» **Aim of the task**
Identify all lines in the listing that include the word "this", and copy them out.

### Records for processing ###

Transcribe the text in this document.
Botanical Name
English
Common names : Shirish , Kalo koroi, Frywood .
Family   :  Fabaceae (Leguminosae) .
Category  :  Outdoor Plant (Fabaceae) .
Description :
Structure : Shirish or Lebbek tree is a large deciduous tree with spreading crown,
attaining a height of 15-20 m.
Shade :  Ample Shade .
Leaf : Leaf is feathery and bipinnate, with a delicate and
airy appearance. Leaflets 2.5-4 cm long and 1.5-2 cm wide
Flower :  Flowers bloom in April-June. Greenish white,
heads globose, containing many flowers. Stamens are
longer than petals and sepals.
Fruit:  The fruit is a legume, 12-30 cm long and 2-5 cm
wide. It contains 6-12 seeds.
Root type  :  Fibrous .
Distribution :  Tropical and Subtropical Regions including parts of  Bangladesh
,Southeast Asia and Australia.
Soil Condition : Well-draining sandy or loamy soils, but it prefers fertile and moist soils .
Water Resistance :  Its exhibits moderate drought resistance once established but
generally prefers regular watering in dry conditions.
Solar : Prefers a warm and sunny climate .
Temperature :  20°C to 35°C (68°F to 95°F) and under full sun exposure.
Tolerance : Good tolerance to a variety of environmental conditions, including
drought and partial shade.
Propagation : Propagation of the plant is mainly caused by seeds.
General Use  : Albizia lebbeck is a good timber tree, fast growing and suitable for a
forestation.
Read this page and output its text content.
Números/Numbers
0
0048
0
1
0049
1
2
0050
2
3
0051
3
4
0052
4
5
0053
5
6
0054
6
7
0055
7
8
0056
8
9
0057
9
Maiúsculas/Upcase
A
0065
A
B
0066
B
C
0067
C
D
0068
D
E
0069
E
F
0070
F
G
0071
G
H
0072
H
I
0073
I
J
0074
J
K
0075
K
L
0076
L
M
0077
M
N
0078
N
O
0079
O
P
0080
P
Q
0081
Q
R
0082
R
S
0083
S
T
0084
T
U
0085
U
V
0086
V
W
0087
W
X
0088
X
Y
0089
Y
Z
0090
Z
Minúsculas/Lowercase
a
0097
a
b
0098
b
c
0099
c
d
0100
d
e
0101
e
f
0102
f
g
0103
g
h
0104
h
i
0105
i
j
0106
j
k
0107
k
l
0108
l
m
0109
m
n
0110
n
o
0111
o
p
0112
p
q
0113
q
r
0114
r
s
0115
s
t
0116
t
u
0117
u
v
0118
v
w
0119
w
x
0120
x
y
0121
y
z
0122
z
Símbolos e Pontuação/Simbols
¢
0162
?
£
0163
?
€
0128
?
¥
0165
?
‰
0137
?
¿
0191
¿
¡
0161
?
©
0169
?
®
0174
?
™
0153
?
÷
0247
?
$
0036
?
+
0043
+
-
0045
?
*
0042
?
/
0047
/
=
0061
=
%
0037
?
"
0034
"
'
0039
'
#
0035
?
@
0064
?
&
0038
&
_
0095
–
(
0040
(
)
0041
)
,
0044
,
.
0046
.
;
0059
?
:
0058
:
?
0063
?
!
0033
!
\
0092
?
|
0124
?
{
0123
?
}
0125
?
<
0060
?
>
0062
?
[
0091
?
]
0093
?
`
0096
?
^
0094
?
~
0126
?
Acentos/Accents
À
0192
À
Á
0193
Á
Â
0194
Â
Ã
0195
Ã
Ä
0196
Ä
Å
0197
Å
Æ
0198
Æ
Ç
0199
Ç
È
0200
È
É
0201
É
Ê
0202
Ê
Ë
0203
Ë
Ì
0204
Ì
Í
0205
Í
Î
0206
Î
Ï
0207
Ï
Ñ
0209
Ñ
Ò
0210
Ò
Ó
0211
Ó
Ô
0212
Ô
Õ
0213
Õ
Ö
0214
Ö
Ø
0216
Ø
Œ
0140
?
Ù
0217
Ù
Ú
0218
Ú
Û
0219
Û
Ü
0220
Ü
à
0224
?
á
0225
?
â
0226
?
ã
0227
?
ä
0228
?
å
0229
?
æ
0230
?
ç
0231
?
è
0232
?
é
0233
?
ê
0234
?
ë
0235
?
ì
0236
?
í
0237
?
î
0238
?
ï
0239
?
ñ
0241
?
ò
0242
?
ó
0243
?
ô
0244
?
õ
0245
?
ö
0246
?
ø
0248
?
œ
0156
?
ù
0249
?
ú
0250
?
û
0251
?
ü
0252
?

###

» **Exercise answer**
Transcribe the text in this document.
Read this page and output its text content.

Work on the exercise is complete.